- Short problem:
Each line of the data that includes the string "name" is to be copied out.
--- Start of Given records ---
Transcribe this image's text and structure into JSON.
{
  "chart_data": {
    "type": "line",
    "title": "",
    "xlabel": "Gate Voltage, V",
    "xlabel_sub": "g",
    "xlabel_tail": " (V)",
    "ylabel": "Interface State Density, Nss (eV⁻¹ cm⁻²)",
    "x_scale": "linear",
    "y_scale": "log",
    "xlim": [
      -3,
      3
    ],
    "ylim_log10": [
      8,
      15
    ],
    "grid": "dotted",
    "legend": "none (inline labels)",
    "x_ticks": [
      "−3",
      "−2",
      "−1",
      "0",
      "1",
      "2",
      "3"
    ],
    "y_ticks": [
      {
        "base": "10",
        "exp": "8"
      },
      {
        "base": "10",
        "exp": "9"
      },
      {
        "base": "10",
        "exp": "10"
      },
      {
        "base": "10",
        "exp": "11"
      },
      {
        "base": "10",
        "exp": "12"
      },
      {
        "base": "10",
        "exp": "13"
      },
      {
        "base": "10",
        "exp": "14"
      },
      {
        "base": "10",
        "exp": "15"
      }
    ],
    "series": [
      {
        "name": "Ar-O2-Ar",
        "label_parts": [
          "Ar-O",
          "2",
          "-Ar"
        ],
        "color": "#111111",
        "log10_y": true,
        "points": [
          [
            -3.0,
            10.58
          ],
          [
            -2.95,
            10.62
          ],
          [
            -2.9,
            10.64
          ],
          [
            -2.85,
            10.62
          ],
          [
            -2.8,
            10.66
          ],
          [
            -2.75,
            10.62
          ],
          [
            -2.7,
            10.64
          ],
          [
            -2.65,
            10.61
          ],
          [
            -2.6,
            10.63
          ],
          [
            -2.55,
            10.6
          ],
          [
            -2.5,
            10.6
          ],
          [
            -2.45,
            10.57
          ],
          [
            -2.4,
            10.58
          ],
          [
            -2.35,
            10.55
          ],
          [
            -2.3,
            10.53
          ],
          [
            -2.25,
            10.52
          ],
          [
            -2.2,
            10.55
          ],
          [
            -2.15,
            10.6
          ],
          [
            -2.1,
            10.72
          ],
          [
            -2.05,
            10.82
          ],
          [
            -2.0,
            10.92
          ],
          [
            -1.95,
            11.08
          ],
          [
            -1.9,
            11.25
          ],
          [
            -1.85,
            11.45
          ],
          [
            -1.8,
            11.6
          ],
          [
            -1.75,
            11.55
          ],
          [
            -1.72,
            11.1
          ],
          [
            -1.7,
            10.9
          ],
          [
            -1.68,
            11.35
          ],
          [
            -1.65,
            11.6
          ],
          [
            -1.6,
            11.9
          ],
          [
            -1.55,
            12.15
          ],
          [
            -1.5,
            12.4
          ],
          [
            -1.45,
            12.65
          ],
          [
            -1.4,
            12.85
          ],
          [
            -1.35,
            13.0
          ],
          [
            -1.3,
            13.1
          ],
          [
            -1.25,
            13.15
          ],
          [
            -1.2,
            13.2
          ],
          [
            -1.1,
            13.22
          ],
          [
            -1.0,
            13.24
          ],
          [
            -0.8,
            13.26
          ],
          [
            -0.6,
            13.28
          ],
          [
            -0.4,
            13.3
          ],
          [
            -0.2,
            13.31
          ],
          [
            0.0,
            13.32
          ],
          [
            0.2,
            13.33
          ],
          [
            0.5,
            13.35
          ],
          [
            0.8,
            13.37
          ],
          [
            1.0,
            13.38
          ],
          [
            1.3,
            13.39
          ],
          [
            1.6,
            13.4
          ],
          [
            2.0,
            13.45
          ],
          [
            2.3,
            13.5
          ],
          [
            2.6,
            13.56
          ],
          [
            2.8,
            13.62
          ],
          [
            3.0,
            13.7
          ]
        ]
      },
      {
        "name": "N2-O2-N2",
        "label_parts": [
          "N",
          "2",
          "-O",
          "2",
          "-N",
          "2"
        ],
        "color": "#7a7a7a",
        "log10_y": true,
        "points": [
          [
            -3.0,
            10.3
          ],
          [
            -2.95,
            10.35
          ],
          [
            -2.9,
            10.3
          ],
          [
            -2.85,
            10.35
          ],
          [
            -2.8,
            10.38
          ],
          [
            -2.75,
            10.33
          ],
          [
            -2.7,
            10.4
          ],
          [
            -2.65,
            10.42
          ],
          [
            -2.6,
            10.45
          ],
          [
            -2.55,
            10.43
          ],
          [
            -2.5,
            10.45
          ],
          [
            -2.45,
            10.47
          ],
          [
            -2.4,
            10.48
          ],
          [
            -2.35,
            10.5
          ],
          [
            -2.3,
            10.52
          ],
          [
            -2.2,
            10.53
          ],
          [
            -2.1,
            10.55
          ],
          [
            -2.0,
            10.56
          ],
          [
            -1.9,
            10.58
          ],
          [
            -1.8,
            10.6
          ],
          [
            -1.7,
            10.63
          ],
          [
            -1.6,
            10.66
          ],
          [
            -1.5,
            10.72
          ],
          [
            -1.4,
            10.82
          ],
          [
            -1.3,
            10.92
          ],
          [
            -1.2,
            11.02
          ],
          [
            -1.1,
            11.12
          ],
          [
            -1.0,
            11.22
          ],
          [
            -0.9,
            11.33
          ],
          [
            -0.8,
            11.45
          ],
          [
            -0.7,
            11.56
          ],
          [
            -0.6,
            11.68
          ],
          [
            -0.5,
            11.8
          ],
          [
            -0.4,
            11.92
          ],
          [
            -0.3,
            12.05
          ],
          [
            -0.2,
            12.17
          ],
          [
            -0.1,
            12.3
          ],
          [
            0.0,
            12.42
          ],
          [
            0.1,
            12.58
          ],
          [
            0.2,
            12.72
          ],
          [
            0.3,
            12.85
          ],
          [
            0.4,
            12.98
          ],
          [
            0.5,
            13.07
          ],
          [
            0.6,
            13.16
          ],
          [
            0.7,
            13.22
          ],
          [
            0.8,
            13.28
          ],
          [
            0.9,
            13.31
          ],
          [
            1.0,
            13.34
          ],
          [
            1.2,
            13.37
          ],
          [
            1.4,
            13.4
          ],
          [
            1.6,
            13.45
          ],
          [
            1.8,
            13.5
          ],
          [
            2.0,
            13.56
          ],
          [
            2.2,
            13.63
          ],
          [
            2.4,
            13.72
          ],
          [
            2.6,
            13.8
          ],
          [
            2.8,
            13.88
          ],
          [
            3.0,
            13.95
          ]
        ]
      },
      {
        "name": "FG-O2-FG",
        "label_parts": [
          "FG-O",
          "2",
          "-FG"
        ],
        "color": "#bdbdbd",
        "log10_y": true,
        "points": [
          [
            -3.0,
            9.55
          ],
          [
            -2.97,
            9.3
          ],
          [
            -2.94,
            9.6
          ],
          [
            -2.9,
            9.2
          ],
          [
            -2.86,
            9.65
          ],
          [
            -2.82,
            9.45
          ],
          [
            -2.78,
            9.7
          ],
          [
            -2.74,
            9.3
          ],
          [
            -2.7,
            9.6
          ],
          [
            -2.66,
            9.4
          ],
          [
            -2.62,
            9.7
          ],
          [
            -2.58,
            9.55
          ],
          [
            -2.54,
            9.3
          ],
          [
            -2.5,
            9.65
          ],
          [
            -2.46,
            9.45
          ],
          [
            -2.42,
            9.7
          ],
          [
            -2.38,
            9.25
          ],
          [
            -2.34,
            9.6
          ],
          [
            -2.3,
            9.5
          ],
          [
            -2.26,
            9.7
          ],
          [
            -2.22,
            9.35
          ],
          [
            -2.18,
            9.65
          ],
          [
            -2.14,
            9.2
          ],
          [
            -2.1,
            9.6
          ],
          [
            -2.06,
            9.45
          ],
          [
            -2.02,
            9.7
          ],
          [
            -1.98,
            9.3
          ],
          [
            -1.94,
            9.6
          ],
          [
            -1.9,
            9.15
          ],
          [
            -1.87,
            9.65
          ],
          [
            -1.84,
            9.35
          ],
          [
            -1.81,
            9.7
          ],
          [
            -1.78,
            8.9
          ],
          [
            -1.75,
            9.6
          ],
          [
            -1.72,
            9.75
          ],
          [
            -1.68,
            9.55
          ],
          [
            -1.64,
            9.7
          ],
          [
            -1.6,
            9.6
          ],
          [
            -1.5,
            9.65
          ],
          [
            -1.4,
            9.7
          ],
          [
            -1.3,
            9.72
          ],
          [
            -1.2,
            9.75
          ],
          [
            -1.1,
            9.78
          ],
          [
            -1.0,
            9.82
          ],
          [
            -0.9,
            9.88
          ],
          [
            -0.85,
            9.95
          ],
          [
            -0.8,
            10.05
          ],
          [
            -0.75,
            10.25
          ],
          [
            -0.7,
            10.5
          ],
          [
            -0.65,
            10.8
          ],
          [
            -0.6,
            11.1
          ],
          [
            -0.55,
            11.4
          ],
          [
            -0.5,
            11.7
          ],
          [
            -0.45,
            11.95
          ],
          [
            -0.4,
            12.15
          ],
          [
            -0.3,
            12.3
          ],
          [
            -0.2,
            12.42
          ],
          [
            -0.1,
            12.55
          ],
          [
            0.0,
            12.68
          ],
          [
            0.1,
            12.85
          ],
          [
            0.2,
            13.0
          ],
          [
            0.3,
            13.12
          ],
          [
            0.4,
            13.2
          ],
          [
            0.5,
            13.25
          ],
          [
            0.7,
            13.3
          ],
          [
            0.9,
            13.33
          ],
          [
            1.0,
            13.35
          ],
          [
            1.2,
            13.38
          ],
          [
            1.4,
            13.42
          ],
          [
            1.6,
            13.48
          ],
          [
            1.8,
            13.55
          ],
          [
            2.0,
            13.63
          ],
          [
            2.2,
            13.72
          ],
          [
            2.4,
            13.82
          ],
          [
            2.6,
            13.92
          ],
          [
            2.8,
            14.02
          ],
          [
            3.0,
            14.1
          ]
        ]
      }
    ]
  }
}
--- End of Given records ---
- Answer to the task:
        "name": "Ar-O2-Ar",
        "name": "N2-O2-N2",
        "name": "FG-O2-FG",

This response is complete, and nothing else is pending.